Dataset rows
_ _ _ _
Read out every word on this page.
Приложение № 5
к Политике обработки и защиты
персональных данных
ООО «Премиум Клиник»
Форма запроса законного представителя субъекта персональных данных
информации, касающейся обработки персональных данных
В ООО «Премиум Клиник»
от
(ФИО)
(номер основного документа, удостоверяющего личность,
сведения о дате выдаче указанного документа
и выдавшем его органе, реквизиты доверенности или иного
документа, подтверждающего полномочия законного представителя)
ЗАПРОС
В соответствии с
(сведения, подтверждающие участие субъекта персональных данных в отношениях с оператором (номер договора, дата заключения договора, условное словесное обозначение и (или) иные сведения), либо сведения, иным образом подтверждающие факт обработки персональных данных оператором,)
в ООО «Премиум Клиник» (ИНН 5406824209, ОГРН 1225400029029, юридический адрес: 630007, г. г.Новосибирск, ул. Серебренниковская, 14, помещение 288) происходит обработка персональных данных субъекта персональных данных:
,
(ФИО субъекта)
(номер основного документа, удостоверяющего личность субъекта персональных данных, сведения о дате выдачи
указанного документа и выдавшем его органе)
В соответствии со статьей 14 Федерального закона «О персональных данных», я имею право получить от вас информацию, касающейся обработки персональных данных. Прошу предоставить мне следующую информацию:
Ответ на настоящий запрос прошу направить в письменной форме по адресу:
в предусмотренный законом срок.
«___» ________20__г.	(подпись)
_ _ _ _
_EXERCISE DETAILS_: Using the records above, copy every line that has the word "касающейся" in it.

_WRITTEN SOLUTION_:
информации, касающейся обработки персональных данных
В соответствии со статьей 14 Федерального закона «О персональных данных», я имею право получить от вас информацию, касающейся обработки персональных данных. Прошу предоставить мне следующую информацию:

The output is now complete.